== MATERIALS PROVIDED ==

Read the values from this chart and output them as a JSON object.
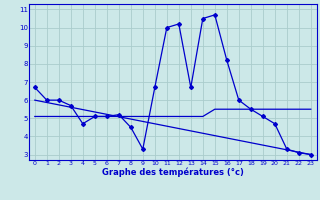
{
  "title": "Graphe des températures (°c)",
  "bg_color": "#cce8e8",
  "line_color": "#0000cc",
  "grid_color": "#aacccc",
  "xlim": [
    -0.5,
    23.5
  ],
  "ylim": [
    2.7,
    11.3
  ],
  "yticks": [
    3,
    4,
    5,
    6,
    7,
    8,
    9,
    10,
    11
  ],
  "xticks": [
    0,
    1,
    2,
    3,
    4,
    5,
    6,
    7,
    8,
    9,
    10,
    11,
    12,
    13,
    14,
    15,
    16,
    17,
    18,
    19,
    20,
    21,
    22,
    23
  ],
  "curve1_x": [
    0,
    1,
    2,
    3,
    4,
    5,
    6,
    7,
    8,
    9,
    10,
    11,
    12,
    13,
    14,
    15,
    16,
    17,
    18,
    19,
    20,
    21,
    22,
    23
  ],
  "curve1_y": [
    6.7,
    6.0,
    6.0,
    5.7,
    4.7,
    5.1,
    5.1,
    5.2,
    4.5,
    3.3,
    6.7,
    10.0,
    10.2,
    6.7,
    10.5,
    10.7,
    8.2,
    6.0,
    5.5,
    5.1,
    4.7,
    3.3,
    3.1,
    3.0
  ],
  "curve2_x": [
    0,
    23
  ],
  "curve2_y": [
    6.0,
    3.0
  ],
  "curve3_x": [
    0,
    1,
    2,
    3,
    4,
    5,
    6,
    7,
    8,
    9,
    10,
    11,
    12,
    13,
    14,
    15,
    16,
    17,
    18,
    19,
    20,
    21,
    22,
    23
  ],
  "curve3_y": [
    5.1,
    5.1,
    5.1,
    5.1,
    5.1,
    5.1,
    5.1,
    5.1,
    5.1,
    5.1,
    5.1,
    5.1,
    5.1,
    5.1,
    5.1,
    5.5,
    5.5,
    5.5,
    5.5,
    5.5,
    5.5,
    5.5,
    5.5,
    5.5
  ],
  "label_fontsize": 5.5,
  "xlabel_fontsize": 6.0
}
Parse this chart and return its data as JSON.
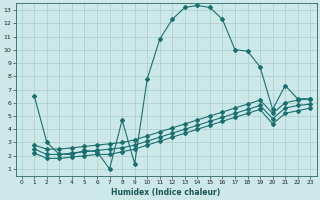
{
  "xlabel": "Humidex (Indice chaleur)",
  "bg_color": "#cce8e8",
  "line_color": "#1a7070",
  "grid_color": "#aacccc",
  "xlim": [
    -0.5,
    23.5
  ],
  "ylim": [
    0.5,
    13.5
  ],
  "xticks": [
    0,
    1,
    2,
    3,
    4,
    5,
    6,
    7,
    8,
    9,
    10,
    11,
    12,
    13,
    14,
    15,
    16,
    17,
    18,
    19,
    20,
    21,
    22,
    23
  ],
  "yticks": [
    1,
    2,
    3,
    4,
    5,
    6,
    7,
    8,
    9,
    10,
    11,
    12,
    13
  ],
  "line1_x": [
    1,
    2,
    3,
    4,
    5,
    6,
    7,
    8,
    9,
    10,
    11,
    12,
    13,
    14,
    15,
    16,
    17,
    18,
    19,
    20,
    21,
    22,
    23
  ],
  "line1_y": [
    6.5,
    3.0,
    2.1,
    2.1,
    2.4,
    2.3,
    1.0,
    4.7,
    1.4,
    7.8,
    10.8,
    12.3,
    13.2,
    13.35,
    13.2,
    12.3,
    10.0,
    9.9,
    8.7,
    5.5,
    7.3,
    6.3,
    6.3
  ],
  "line2_x": [
    1,
    2,
    3,
    4,
    5,
    6,
    7,
    8,
    9,
    10,
    11,
    12,
    13,
    14,
    15,
    16,
    17,
    18,
    19,
    20,
    21,
    22,
    23
  ],
  "line2_y": [
    2.8,
    2.5,
    2.5,
    2.6,
    2.7,
    2.8,
    2.9,
    3.0,
    3.2,
    3.5,
    3.8,
    4.1,
    4.4,
    4.7,
    5.0,
    5.3,
    5.6,
    5.9,
    6.2,
    5.2,
    6.0,
    6.2,
    6.3
  ],
  "line3_x": [
    1,
    2,
    3,
    4,
    5,
    6,
    7,
    8,
    9,
    10,
    11,
    12,
    13,
    14,
    15,
    16,
    17,
    18,
    19,
    20,
    21,
    22,
    23
  ],
  "line3_y": [
    2.5,
    2.1,
    2.1,
    2.2,
    2.3,
    2.4,
    2.5,
    2.6,
    2.8,
    3.1,
    3.4,
    3.7,
    4.0,
    4.3,
    4.6,
    4.9,
    5.2,
    5.5,
    5.8,
    4.8,
    5.6,
    5.8,
    5.9
  ],
  "line4_x": [
    1,
    2,
    3,
    4,
    5,
    6,
    7,
    8,
    9,
    10,
    11,
    12,
    13,
    14,
    15,
    16,
    17,
    18,
    19,
    20,
    21,
    22,
    23
  ],
  "line4_y": [
    2.2,
    1.8,
    1.8,
    1.9,
    2.0,
    2.1,
    2.1,
    2.3,
    2.5,
    2.8,
    3.1,
    3.4,
    3.7,
    4.0,
    4.3,
    4.6,
    4.9,
    5.2,
    5.5,
    4.4,
    5.2,
    5.4,
    5.6
  ]
}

== WHAT TO WORK ON ==
Quote the entries in full. Any image among them is to be omitted from the copy.

== FULL SOLUTION ==
Read the values from this chart and output them as a JSON object.
{
  "title": "Graphe des températures (°c)",
  "bg_color": "#cce8e8",
  "line_color": "#0000cc",
  "grid_color": "#aacccc",
  "xlim": [
    -0.5,
    23.5
  ],
  "ylim": [
    2.7,
    11.3
  ],
  "yticks": [
    3,
    4,
    5,
    6,
    7,
    8,
    9,
    10,
    11
  ],
  "xticks": [
    0,
    1,
    2,
    3,
    4,
    5,
    6,
    7,
    8,
    9,
    10,
    11,
    12,
    13,
    14,
    15,
    16,
    17,
    18,
    19,
    20,
    21,
    22,
    23
  ],
  "curve1_x": [
    0,
    1,
    2,
    3,
    4,
    5,
    6,
    7,
    8,
    9,
    10,
    11,
    12,
    13,
    14,
    15,
    16,
    17,
    18,
    19,
    20,
    21,
    22,
    23
  ],
  "curve1_y": [
    6.7,
    6.0,
    6.0,
    5.7,
    4.7,
    5.1,
    5.1,
    5.2,
    4.5,
    3.3,
    6.7,
    10.0,
    10.2,
    6.7,
    10.5,
    10.7,
    8.2,
    6.0,
    5.5,
    5.1,
    4.7,
    3.3,
    3.1,
    3.0
  ],
  "curve2_x": [
    0,
    23
  ],
  "curve2_y": [
    6.0,
    3.0
  ],
  "curve3_x": [
    0,
    1,
    2,
    3,
    4,
    5,
    6,
    7,
    8,
    9,
    10,
    11,
    12,
    13,
    14,
    15,
    16,
    17,
    18,
    19,
    20,
    21,
    22,
    23
  ],
  "curve3_y": [
    5.1,
    5.1,
    5.1,
    5.1,
    5.1,
    5.1,
    5.1,
    5.1,
    5.1,
    5.1,
    5.1,
    5.1,
    5.1,
    5.1,
    5.1,
    5.5,
    5.5,
    5.5,
    5.5,
    5.5,
    5.5,
    5.5,
    5.5,
    5.5
  ],
  "label_fontsize": 5.5,
  "xlabel_fontsize": 6.0
}
Parse this chart and return its data as JSON.
{
  "xlabel": "Humidex (Indice chaleur)",
  "bg_color": "#cce8e8",
  "line_color": "#1a7070",
  "grid_color": "#aacccc",
  "xlim": [
    -0.5,
    23.5
  ],
  "ylim": [
    0.5,
    13.5
  ],
  "xticks": [
    0,
    1,
    2,
    3,
    4,
    5,
    6,
    7,
    8,
    9,
    10,
    11,
    12,
    13,
    14,
    15,
    16,
    17,
    18,
    19,
    20,
    21,
    22,
    23
  ],
  "yticks": [
    1,
    2,
    3,
    4,
    5,
    6,
    7,
    8,
    9,
    10,
    11,
    12,
    13
  ],
  "line1_x": [
    1,
    2,
    3,
    4,
    5,
    6,
    7,
    8,
    9,
    10,
    11,
    12,
    13,
    14,
    15,
    16,
    17,
    18,
    19,
    20,
    21,
    22,
    23
  ],
  "line1_y": [
    6.5,
    3.0,
    2.1,
    2.1,
    2.4,
    2.3,
    1.0,
    4.7,
    1.4,
    7.8,
    10.8,
    12.3,
    13.2,
    13.35,
    13.2,
    12.3,
    10.0,
    9.9,
    8.7,
    5.5,
    7.3,
    6.3,
    6.3
  ],
  "line2_x": [
    1,
    2,
    3,
    4,
    5,
    6,
    7,
    8,
    9,
    10,
    11,
    12,
    13,
    14,
    15,
    16,
    17,
    18,
    19,
    20,
    21,
    22,
    23
  ],
  "line2_y": [
    2.8,
    2.5,
    2.5,
    2.6,
    2.7,
    2.8,
    2.9,
    3.0,
    3.2,
    3.5,
    3.8,
    4.1,
    4.4,
    4.7,
    5.0,
    5.3,
    5.6,
    5.9,
    6.2,
    5.2,
    6.0,
    6.2,
    6.3
  ],
  "line3_x": [
    1,
    2,
    3,
    4,
    5,
    6,
    7,
    8,
    9,
    10,
    11,
    12,
    13,
    14,
    15,
    16,
    17,
    18,
    19,
    20,
    21,
    22,
    23
  ],
  "line3_y": [
    2.5,
    2.1,
    2.1,
    2.2,
    2.3,
    2.4,
    2.5,
    2.6,
    2.8,
    3.1,
    3.4,
    3.7,
    4.0,
    4.3,
    4.6,
    4.9,
    5.2,
    5.5,
    5.8,
    4.8,
    5.6,
    5.8,
    5.9
  ],
  "line4_x": [
    1,
    2,
    3,
    4,
    5,
    6,
    7,
    8,
    9,
    10,
    11,
    12,
    13,
    14,
    15,
    16,
    17,
    18,
    19,
    20,
    21,
    22,
    23
  ],
  "line4_y": [
    2.2,
    1.8,
    1.8,
    1.9,
    2.0,
    2.1,
    2.1,
    2.3,
    2.5,
    2.8,
    3.1,
    3.4,
    3.7,
    4.0,
    4.3,
    4.6,
    4.9,
    5.2,
    5.5,
    4.4,
    5.2,
    5.4,
    5.6
  ]
}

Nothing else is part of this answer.